Aim of the task: Please reproduce verbatim the lines of the material below, from the line with "data-point xyxy=(423,374,431,382)" to the line with "data-point xyxy=(87,365,95,373)", including both of those lines.

--- begin ---

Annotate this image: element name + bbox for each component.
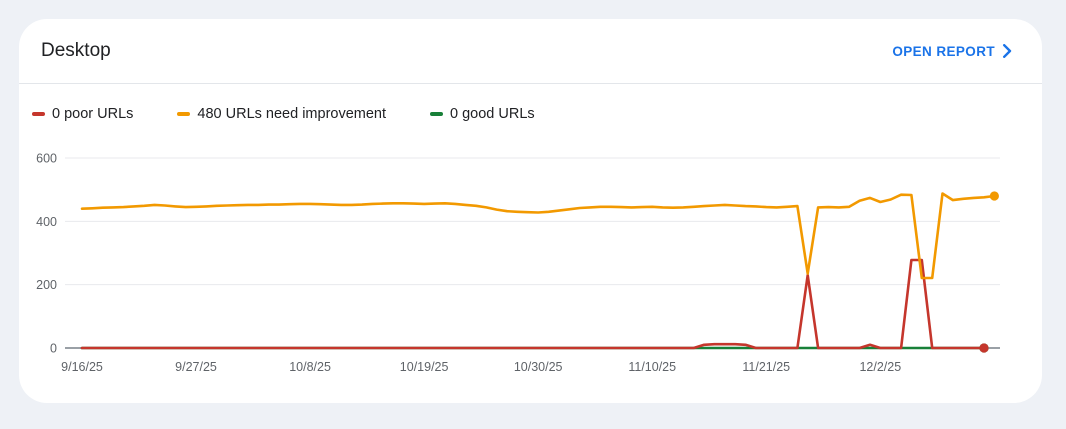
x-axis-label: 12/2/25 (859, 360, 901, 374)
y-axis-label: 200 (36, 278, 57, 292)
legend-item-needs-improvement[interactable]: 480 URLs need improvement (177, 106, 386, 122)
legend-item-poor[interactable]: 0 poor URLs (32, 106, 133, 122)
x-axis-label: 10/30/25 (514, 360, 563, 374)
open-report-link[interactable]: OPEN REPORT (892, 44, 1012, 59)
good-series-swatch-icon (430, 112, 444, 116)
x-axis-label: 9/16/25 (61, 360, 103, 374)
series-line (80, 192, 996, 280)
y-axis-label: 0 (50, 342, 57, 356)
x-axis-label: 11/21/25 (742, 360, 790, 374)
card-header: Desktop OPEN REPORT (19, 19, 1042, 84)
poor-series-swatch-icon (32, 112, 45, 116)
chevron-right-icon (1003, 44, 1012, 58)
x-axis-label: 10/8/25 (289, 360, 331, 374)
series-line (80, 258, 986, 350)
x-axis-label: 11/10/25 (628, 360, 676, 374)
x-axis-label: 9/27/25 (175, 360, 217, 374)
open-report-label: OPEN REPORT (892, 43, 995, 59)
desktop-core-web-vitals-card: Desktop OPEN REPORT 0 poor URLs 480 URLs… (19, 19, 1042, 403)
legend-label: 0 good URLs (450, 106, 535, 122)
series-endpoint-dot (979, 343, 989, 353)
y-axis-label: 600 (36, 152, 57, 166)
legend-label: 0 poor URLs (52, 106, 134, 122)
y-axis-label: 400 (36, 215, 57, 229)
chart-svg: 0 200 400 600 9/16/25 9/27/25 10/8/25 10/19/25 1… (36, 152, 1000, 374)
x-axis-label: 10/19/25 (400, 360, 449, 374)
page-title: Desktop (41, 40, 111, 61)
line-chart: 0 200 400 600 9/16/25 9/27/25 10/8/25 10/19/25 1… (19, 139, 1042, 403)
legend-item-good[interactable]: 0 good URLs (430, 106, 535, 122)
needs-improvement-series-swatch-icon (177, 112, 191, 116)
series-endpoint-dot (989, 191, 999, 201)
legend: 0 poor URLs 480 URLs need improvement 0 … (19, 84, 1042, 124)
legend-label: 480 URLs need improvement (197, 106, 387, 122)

--- end ---
--- begin ---

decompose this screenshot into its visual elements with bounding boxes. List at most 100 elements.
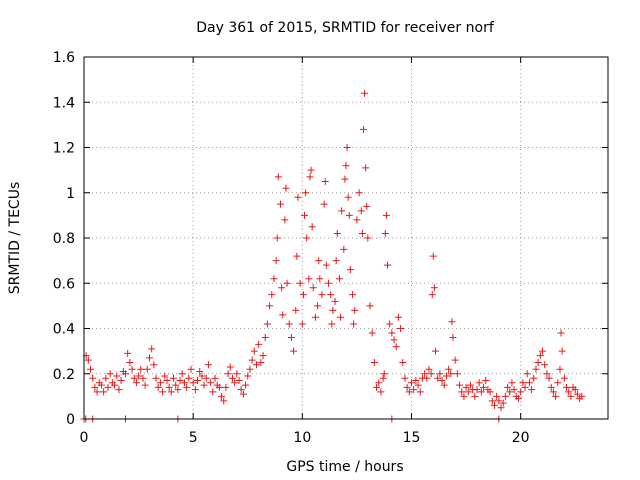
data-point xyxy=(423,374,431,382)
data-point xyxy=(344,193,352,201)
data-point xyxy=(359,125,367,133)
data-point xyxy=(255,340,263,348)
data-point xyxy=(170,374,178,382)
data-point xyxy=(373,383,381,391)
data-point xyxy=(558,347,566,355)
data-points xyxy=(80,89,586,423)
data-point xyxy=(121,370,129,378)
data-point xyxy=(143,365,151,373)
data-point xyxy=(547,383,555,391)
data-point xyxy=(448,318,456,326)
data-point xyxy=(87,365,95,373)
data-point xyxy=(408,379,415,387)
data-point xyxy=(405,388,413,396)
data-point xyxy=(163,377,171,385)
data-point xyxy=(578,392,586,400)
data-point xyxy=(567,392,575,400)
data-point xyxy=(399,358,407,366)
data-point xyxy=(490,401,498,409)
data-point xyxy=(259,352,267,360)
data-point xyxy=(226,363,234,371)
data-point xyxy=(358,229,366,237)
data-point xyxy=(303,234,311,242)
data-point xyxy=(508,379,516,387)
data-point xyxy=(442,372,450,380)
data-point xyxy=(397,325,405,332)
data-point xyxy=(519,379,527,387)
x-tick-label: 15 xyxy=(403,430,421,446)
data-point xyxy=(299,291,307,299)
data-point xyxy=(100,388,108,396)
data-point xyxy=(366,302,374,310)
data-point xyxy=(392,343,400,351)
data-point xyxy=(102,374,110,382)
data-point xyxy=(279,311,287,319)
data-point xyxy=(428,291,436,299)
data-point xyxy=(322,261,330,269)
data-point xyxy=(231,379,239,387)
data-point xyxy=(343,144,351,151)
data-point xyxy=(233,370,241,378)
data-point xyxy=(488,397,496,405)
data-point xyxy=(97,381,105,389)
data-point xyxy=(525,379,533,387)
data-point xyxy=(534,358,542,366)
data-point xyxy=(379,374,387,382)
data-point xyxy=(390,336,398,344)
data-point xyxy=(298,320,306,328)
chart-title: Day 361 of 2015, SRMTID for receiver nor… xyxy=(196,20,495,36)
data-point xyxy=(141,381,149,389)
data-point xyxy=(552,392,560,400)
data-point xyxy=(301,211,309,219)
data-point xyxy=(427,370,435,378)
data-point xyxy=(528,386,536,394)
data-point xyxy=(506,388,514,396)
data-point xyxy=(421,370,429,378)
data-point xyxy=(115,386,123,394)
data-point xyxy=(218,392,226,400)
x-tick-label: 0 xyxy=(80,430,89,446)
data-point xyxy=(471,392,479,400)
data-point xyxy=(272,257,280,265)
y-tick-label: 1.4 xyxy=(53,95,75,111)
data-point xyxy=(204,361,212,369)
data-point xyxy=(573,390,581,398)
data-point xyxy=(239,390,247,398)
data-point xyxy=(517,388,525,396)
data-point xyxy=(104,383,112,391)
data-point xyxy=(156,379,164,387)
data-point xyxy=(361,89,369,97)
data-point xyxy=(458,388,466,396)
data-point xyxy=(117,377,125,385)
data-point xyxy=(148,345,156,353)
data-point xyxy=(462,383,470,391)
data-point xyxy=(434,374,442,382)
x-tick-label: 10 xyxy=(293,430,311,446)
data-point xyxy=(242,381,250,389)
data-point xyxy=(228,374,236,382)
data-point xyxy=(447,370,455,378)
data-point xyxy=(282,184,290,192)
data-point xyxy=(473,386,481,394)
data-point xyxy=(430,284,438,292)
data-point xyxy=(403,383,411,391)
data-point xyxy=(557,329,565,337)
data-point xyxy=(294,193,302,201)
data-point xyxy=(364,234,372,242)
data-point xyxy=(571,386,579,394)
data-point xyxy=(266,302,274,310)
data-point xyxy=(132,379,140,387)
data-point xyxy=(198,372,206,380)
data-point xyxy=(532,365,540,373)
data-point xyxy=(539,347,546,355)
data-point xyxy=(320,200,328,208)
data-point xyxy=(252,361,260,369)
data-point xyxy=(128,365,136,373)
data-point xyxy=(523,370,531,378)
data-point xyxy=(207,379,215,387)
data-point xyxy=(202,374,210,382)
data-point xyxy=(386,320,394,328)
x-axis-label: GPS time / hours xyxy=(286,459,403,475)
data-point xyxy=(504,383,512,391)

--- end ---
--- begin ---

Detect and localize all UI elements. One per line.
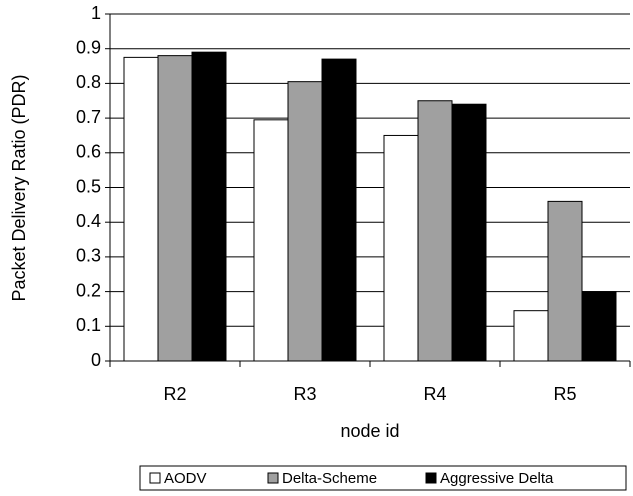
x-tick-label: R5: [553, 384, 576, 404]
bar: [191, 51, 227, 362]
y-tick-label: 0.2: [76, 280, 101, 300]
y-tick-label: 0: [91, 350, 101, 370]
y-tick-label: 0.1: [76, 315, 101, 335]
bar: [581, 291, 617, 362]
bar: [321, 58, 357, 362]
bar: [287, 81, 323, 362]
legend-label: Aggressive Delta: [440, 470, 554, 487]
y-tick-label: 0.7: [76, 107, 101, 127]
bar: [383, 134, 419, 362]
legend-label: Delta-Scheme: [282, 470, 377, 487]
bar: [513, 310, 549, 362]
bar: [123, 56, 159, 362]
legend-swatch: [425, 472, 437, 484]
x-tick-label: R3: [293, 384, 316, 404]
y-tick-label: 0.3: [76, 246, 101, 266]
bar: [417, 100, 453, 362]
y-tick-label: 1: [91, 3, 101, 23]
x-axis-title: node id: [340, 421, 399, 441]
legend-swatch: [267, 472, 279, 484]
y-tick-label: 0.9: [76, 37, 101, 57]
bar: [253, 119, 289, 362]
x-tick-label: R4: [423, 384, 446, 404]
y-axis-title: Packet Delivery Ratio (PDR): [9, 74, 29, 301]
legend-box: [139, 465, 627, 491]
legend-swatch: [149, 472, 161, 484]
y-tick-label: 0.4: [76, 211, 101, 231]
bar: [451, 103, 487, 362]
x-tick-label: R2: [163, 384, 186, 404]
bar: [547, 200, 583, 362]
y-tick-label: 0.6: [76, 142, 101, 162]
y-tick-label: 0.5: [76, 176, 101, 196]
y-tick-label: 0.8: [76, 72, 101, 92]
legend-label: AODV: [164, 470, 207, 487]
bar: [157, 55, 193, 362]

--- end ---

Answer:
data-point xyxy=(423,374,431,382)
data-point xyxy=(344,193,352,201)
data-point xyxy=(359,125,367,133)
data-point xyxy=(255,340,263,348)
data-point xyxy=(170,374,178,382)
data-point xyxy=(373,383,381,391)
data-point xyxy=(558,347,566,355)
data-points xyxy=(80,89,586,423)
data-point xyxy=(121,370,129,378)
data-point xyxy=(143,365,151,373)
data-point xyxy=(547,383,555,391)
data-point xyxy=(448,318,456,326)
data-point xyxy=(87,365,95,373)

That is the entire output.